• Trecho do documento:
§ §

Jarbas Vasconcelos confirma que irá concorrer ao governo de Pernambuco

Senador do PMDB não queria concorrer, mas foi pressionado por José Serra, que deseja montar um palanque forte no Estado

Angela Lacerda / RECIFE - O Estado de S.Paulo

06 Maio 2010 | 17h12

O senador Jarbas Vasconcelos (PMDB-PE) confirmou nesta quinta-feira, 6, que irá disputar o governo de Pernambuco. Jarbas estava relutante em entrar na corrida eleitoral, mas era pressionado pelo pré-candidato tucano à Presidência da República, José Serra, de qum é aliado e que precisava de um palanque forte no Estado.

 

Segundo o senador, a decisão de se candidatar não foi somente pelos apelos de Serra. De acordo com ele, o que o convenceu mesmo foi o apelo popular das ruas.

§ §

• Dados fornecidos:
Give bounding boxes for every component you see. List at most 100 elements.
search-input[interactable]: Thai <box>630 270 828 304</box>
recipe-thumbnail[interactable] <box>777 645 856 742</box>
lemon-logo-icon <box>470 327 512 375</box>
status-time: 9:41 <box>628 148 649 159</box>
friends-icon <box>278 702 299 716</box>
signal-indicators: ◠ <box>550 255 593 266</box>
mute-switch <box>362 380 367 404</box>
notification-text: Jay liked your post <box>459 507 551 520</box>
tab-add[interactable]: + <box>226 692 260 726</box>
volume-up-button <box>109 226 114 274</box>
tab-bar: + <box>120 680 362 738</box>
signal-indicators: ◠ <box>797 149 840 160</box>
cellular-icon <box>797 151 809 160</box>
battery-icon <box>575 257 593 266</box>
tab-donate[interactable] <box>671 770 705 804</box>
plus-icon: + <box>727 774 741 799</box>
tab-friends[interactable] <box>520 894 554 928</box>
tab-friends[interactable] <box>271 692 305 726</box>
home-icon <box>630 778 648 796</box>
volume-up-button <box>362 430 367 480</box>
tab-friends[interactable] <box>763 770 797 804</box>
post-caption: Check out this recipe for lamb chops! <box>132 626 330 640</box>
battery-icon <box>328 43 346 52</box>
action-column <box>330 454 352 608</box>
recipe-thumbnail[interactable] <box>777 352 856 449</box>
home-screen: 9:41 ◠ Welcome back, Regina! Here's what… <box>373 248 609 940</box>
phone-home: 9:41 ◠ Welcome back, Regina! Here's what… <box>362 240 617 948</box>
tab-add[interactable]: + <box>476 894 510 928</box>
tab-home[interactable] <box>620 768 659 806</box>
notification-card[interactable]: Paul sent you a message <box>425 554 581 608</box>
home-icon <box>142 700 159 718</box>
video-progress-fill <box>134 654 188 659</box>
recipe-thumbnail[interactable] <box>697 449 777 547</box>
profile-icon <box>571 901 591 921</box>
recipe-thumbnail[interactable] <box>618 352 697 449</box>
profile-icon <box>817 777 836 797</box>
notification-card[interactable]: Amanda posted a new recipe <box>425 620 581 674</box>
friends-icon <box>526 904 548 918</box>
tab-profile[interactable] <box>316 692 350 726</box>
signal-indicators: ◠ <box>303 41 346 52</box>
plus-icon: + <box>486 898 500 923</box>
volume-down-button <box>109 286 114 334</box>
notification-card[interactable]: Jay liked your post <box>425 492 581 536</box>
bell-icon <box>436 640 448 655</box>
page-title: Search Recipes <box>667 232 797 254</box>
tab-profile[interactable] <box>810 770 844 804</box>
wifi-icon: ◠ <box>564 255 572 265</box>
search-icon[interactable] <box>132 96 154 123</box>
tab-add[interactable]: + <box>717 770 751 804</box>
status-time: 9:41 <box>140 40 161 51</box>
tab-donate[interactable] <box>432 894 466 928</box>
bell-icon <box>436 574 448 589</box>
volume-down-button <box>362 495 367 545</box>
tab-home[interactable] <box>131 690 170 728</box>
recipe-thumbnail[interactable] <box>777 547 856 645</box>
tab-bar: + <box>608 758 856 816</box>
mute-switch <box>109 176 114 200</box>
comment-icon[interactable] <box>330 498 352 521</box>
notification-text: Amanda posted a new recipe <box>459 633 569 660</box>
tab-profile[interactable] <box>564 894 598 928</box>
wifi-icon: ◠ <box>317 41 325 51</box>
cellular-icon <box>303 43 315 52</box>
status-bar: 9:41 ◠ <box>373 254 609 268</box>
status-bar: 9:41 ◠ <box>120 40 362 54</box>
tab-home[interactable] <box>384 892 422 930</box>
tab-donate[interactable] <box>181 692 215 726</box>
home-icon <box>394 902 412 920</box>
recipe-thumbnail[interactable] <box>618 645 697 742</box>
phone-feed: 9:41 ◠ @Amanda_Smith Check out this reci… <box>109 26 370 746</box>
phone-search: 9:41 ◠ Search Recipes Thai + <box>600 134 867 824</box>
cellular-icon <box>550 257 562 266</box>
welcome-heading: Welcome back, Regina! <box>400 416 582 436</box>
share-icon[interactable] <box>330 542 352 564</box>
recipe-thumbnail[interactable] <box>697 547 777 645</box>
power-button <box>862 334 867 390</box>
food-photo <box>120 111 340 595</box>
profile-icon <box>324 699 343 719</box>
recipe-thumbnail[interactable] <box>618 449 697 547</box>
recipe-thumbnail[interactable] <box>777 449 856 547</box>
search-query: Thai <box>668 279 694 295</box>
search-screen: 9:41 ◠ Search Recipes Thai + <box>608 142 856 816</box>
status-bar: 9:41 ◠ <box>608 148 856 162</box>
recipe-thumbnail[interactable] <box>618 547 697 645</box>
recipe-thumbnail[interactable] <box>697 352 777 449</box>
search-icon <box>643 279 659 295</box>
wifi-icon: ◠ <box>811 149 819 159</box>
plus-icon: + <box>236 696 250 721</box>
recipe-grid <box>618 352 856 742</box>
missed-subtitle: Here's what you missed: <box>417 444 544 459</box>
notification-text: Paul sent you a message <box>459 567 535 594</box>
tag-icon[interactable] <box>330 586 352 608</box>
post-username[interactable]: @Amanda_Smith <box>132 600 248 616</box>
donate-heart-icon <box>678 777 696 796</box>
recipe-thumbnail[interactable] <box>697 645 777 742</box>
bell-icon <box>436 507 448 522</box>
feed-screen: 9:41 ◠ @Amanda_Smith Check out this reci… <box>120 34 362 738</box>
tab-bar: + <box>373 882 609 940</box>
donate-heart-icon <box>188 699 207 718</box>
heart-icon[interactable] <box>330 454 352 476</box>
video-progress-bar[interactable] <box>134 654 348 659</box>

§ §

• Verifique sua compreensão:
**a)** De acordo com a notícia sobre a candidatura de Jarbas Vasconcelos, o que de fato convenceu o senador a disputar o governo de Pernambuco?
**b)** Dê continuidade à notícia sobre a candidatura de Jarbas Vasconcelos a partir do ponto em que o texto termina.

• Respostas da atividade:
**a)** O apelo popular das ruas.

**b)**
 

Jarbas garantiu que, embora estivesse desestimulado, uma vez que assumiu a candidatura, vai para a disputa com disposição para ganhar. Disse ainda que, embora seja dissidente do PMDB, poderá pedir ajuda à direção nacional do partido para arrecadar recursos para a campanha. O principal adversário de Jarbas é o governador Eduardo Campos (PSB), que conta com a máquina do governo, o apoio do presidente Luiz Inácio Lula da Silva, da maioria dos prefeitos do Estado e tem boa avaliação.

 

Além dele, o senador Marco Maciel (DEM) vai disputar a reeleição pela mesma chapa, na aliança que envolve PMDB, PSDB, DEM, PPS e PMN. Os nomes para vice e outro nome do Senado ainda não estão definidos.

 

Já o senador Sérgio Guerra, principal liderança tucana no Estado, anunciou que não vai tentar a reeleição ao Senado - onde teria a concorrência do próprio Marco Maciel e do ex-ministro da Saúde Humberto Costa (PT). Guerra vai disputar uma vaga na Câmara dos Deputados - segundo ele, para ter mais tempo para se dedicar à campanha de Serra.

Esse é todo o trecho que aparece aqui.